**Problem statement:**
Restate, word for word, every line of the data.

**Listed records:**
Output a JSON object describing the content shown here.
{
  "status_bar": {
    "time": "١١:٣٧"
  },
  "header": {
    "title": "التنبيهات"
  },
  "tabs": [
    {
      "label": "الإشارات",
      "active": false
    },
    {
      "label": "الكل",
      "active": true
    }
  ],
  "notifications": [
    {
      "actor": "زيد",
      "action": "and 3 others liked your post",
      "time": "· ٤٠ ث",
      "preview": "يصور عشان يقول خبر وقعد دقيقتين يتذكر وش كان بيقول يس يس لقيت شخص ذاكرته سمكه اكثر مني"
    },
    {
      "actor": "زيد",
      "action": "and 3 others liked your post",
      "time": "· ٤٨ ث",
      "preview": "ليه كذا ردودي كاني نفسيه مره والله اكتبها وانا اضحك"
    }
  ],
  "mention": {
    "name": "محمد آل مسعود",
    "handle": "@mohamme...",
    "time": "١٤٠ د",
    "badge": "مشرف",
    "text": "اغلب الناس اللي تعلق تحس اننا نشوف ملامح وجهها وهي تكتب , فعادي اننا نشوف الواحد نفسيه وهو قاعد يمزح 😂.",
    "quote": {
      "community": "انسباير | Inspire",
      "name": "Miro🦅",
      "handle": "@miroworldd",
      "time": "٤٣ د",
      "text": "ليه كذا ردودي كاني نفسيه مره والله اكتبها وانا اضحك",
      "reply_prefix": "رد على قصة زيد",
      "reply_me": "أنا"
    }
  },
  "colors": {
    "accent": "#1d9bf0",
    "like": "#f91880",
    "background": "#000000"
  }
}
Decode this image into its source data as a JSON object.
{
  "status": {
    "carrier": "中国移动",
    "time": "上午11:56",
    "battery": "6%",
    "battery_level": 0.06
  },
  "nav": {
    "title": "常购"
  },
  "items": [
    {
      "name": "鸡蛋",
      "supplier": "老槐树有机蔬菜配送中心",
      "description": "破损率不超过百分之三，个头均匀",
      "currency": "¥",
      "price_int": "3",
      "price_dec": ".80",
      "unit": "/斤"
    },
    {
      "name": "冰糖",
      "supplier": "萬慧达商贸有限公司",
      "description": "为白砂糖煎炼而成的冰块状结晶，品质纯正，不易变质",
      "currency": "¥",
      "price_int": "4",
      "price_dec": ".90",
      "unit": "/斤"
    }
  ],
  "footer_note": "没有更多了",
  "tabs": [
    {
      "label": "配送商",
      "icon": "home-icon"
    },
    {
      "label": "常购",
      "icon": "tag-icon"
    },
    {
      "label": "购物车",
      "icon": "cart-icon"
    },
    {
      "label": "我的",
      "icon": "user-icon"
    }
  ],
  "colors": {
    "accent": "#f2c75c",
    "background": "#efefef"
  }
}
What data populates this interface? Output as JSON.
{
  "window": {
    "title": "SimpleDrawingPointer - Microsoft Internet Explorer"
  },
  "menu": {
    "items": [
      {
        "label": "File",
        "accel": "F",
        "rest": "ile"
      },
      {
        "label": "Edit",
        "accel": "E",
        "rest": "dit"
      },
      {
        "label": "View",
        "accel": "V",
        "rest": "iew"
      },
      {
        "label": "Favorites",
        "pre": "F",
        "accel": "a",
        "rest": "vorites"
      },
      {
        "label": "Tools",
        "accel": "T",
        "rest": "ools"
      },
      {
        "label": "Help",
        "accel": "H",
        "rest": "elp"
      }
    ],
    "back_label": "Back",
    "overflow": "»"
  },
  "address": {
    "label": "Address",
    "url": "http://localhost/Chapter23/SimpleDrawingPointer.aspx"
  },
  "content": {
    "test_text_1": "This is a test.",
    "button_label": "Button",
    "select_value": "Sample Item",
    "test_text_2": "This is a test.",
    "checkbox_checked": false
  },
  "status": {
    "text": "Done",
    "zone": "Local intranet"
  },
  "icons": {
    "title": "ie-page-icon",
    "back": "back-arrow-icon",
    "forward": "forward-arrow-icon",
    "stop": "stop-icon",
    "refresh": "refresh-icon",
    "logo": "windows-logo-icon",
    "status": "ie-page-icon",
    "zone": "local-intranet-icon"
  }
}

**Solution:**
Output a JSON object describing the content shown here.
{
  "status_bar": {
    "time": "١١:٣٧"
  },
  "header": {
    "title": "التنبيهات"
  },
  "tabs": [
    {
      "label": "الإشارات",
      "active": false
    },
    {
      "label": "الكل",
      "active": true
    }
  ],
  "notifications": [
    {
      "actor": "زيد",
      "action": "and 3 others liked your post",
      "time": "· ٤٠ ث",
      "preview": "يصور عشان يقول خبر وقعد دقيقتين يتذكر وش كان بيقول يس يس لقيت شخص ذاكرته سمكه اكثر مني"
    },
    {
      "actor": "زيد",
      "action": "and 3 others liked your post",
      "time": "· ٤٨ ث",
      "preview": "ليه كذا ردودي كاني نفسيه مره والله اكتبها وانا اضحك"
    }
  ],
  "mention": {
    "name": "محمد آل مسعود",
    "handle": "@mohamme...",
    "time": "١٤٠ د",
    "badge": "مشرف",
    "text": "اغلب الناس اللي تعلق تحس اننا نشوف ملامح وجهها وهي تكتب , فعادي اننا نشوف الواحد نفسيه وهو قاعد يمزح 😂.",
    "quote": {
      "community": "انسباير | Inspire",
      "name": "Miro🦅",
      "handle": "@miroworldd",
      "time": "٤٣ د",
      "text": "ليه كذا ردودي كاني نفسيه مره والله اكتبها وانا اضحك",
      "reply_prefix": "رد على قصة زيد",
      "reply_me": "أنا"
    }
  },
  "colors": {
    "accent": "#1d9bf0",
    "like": "#f91880",
    "background": "#000000"
  }
}
Decode this image into its source data as a JSON object.
{
  "status": {
    "carrier": "中国移动",
    "time": "上午11:56",
    "battery": "6%",
    "battery_level": 0.06
  },
  "nav": {
    "title": "常购"
  },
  "items": [
    {
      "name": "鸡蛋",
      "supplier": "老槐树有机蔬菜配送中心",
      "description": "破损率不超过百分之三，个头均匀",
      "currency": "¥",
      "price_int": "3",
      "price_dec": ".80",
      "unit": "/斤"
    },
    {
      "name": "冰糖",
      "supplier": "萬慧达商贸有限公司",
      "description": "为白砂糖煎炼而成的冰块状结晶，品质纯正，不易变质",
      "currency": "¥",
      "price_int": "4",
      "price_dec": ".90",
      "unit": "/斤"
    }
  ],
  "footer_note": "没有更多了",
  "tabs": [
    {
      "label": "配送商",
      "icon": "home-icon"
    },
    {
      "label": "常购",
      "icon": "tag-icon"
    },
    {
      "label": "购物车",
      "icon": "cart-icon"
    },
    {
      "label": "我的",
      "icon": "user-icon"
    }
  ],
  "colors": {
    "accent": "#f2c75c",
    "background": "#efefef"
  }
}
What data populates this interface? Output as JSON.
{
  "window": {
    "title": "SimpleDrawingPointer - Microsoft Internet Explorer"
  },
  "menu": {
    "items": [
      {
        "label": "File",
        "accel": "F",
        "rest": "ile"
      },
      {
        "label": "Edit",
        "accel": "E",
        "rest": "dit"
      },
      {
        "label": "View",
        "accel": "V",
        "rest": "iew"
      },
      {
        "label": "Favorites",
        "pre": "F",
        "accel": "a",
        "rest": "vorites"
      },
      {
        "label": "Tools",
        "accel": "T",
        "rest": "ools"
      },
      {
        "label": "Help",
        "accel": "H",
        "rest": "elp"
      }
    ],
    "back_label": "Back",
    "overflow": "»"
  },
  "address": {
    "label": "Address",
    "url": "http://localhost/Chapter23/SimpleDrawingPointer.aspx"
  },
  "content": {
    "test_text_1": "This is a test.",
    "button_label": "Button",
    "select_value": "Sample Item",
    "test_text_2": "This is a test.",
    "checkbox_checked": false
  },
  "status": {
    "text": "Done",
    "zone": "Local intranet"
  },
  "icons": {
    "title": "ie-page-icon",
    "back": "back-arrow-icon",
    "forward": "forward-arrow-icon",
    "stop": "stop-icon",
    "refresh": "refresh-icon",
    "logo": "windows-logo-icon",
    "status": "ie-page-icon",
    "zone": "local-intranet-icon"
  }
}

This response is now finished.